start

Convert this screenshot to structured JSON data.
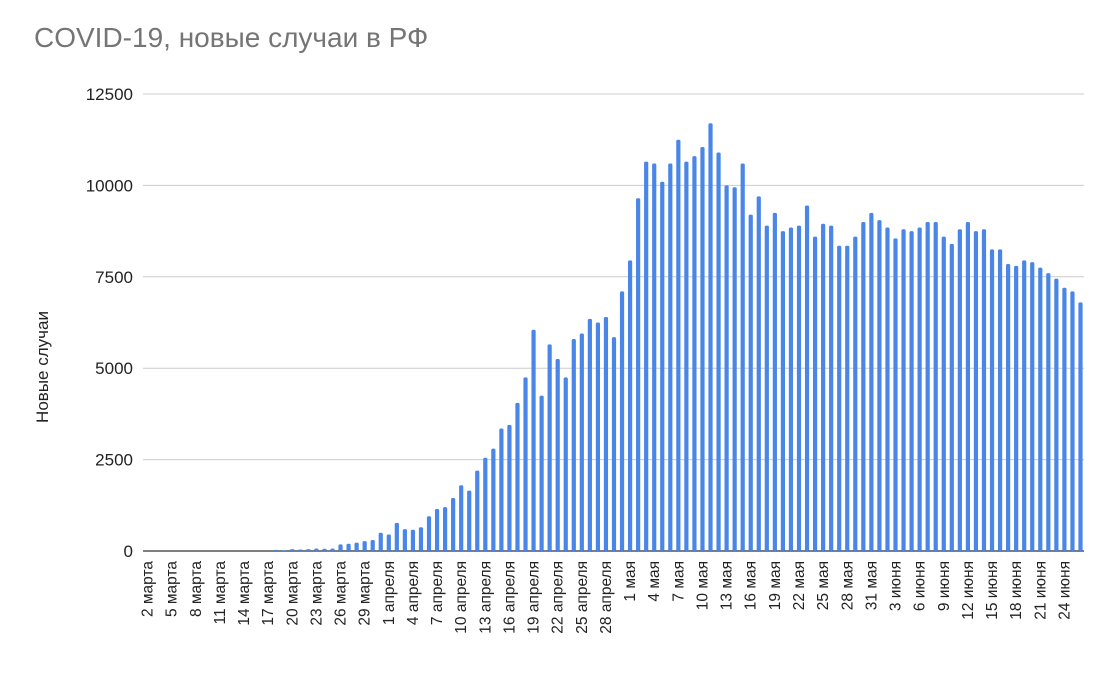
{
  "chart_data": {
    "type": "bar",
    "title": "COVID-19, новые случаи в РФ",
    "xlabel": "",
    "ylabel": "Новые случаи",
    "ylim": [
      0,
      12500
    ],
    "yticks": [
      0,
      2500,
      5000,
      7500,
      10000,
      12500
    ],
    "grid": true,
    "bar_color": "#4a86e8",
    "grid_color": "#cccccc",
    "categories": [
      "2 марта",
      "3 марта",
      "4 марта",
      "5 марта",
      "6 марта",
      "7 марта",
      "8 марта",
      "9 марта",
      "10 марта",
      "11 марта",
      "12 марта",
      "13 марта",
      "14 марта",
      "15 марта",
      "16 марта",
      "17 марта",
      "18 марта",
      "19 марта",
      "20 марта",
      "21 марта",
      "22 марта",
      "23 марта",
      "24 марта",
      "25 марта",
      "26 марта",
      "27 марта",
      "28 марта",
      "29 марта",
      "30 марта",
      "31 марта",
      "1 апреля",
      "2 апреля",
      "3 апреля",
      "4 апреля",
      "5 апреля",
      "6 апреля",
      "7 апреля",
      "8 апреля",
      "9 апреля",
      "10 апреля",
      "11 апреля",
      "12 апреля",
      "13 апреля",
      "14 апреля",
      "15 апреля",
      "16 апреля",
      "17 апреля",
      "18 апреля",
      "19 апреля",
      "20 апреля",
      "21 апреля",
      "22 апреля",
      "23 апреля",
      "24 апреля",
      "25 апреля",
      "26 апреля",
      "27 апреля",
      "28 апреля",
      "29 апреля",
      "30 апреля",
      "1 мая",
      "2 мая",
      "3 мая",
      "4 мая",
      "5 мая",
      "6 мая",
      "7 мая",
      "8 мая",
      "9 мая",
      "10 мая",
      "11 мая",
      "12 мая",
      "13 мая",
      "14 мая",
      "15 мая",
      "16 мая",
      "17 мая",
      "18 мая",
      "19 мая",
      "20 мая",
      "21 мая",
      "22 мая",
      "23 мая",
      "24 мая",
      "25 мая",
      "26 мая",
      "27 мая",
      "28 мая",
      "29 мая",
      "30 мая",
      "31 мая",
      "1 июня",
      "2 июня",
      "3 июня",
      "4 июня",
      "5 июня",
      "6 июня",
      "7 июня",
      "8 июня",
      "9 июня",
      "10 июня",
      "11 июня",
      "12 июня",
      "13 июня",
      "14 июня",
      "15 июня",
      "16 июня",
      "17 июня",
      "18 июня",
      "19 июня",
      "20 июня",
      "21 июня",
      "22 июня",
      "23 июня",
      "24 июня",
      "25 июня",
      "26 июня"
    ],
    "xtick_labels": [
      "2 марта",
      "5 марта",
      "8 марта",
      "11 марта",
      "14 марта",
      "17 марта",
      "20 марта",
      "23 марта",
      "26 марта",
      "29 марта",
      "1 апреля",
      "4 апреля",
      "7 апреля",
      "10 апреля",
      "13 апреля",
      "16 апреля",
      "19 апреля",
      "22 апреля",
      "25 апреля",
      "28 апреля",
      "1 мая",
      "4 мая",
      "7 мая",
      "10 мая",
      "13 мая",
      "16 мая",
      "19 мая",
      "22 мая",
      "25 мая",
      "28 мая",
      "31 мая",
      "3 июня",
      "6 июня",
      "9 июня",
      "12 июня",
      "15 июня",
      "18 июня",
      "21 июня",
      "24 июня"
    ],
    "values": [
      0,
      0,
      0,
      0,
      0,
      0,
      0,
      0,
      0,
      0,
      0,
      0,
      0,
      0,
      0,
      0,
      30,
      20,
      50,
      40,
      50,
      70,
      60,
      70,
      180,
      200,
      230,
      270,
      300,
      500,
      450,
      770,
      600,
      580,
      650,
      950,
      1150,
      1200,
      1450,
      1800,
      1650,
      2200,
      2550,
      2800,
      3350,
      3450,
      4050,
      4750,
      6050,
      4250,
      5650,
      5250,
      4750,
      5800,
      5950,
      6350,
      6250,
      6400,
      5850,
      7100,
      7950,
      9650,
      10650,
      10600,
      10100,
      10600,
      11250,
      10650,
      10800,
      11050,
      11700,
      10900,
      10000,
      9950,
      10600,
      9200,
      9700,
      8900,
      9250,
      8750,
      8850,
      8900,
      9450,
      8600,
      8950,
      8900,
      8350,
      8350,
      8600,
      9000,
      9250,
      9050,
      8850,
      8550,
      8800,
      8750,
      8850,
      9000,
      9000,
      8600,
      8400,
      8800,
      9000,
      8750,
      8800,
      8250,
      8250,
      7850,
      7800,
      7950,
      7900,
      7750,
      7600,
      7450,
      7200,
      7100,
      6800
    ]
  }
}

end

__Task details__
Return each full line of the entries that contains the word "случаи".

__Final result__
    "title": "COVID-19, новые случаи в РФ",
    "ylabel": "Новые случаи",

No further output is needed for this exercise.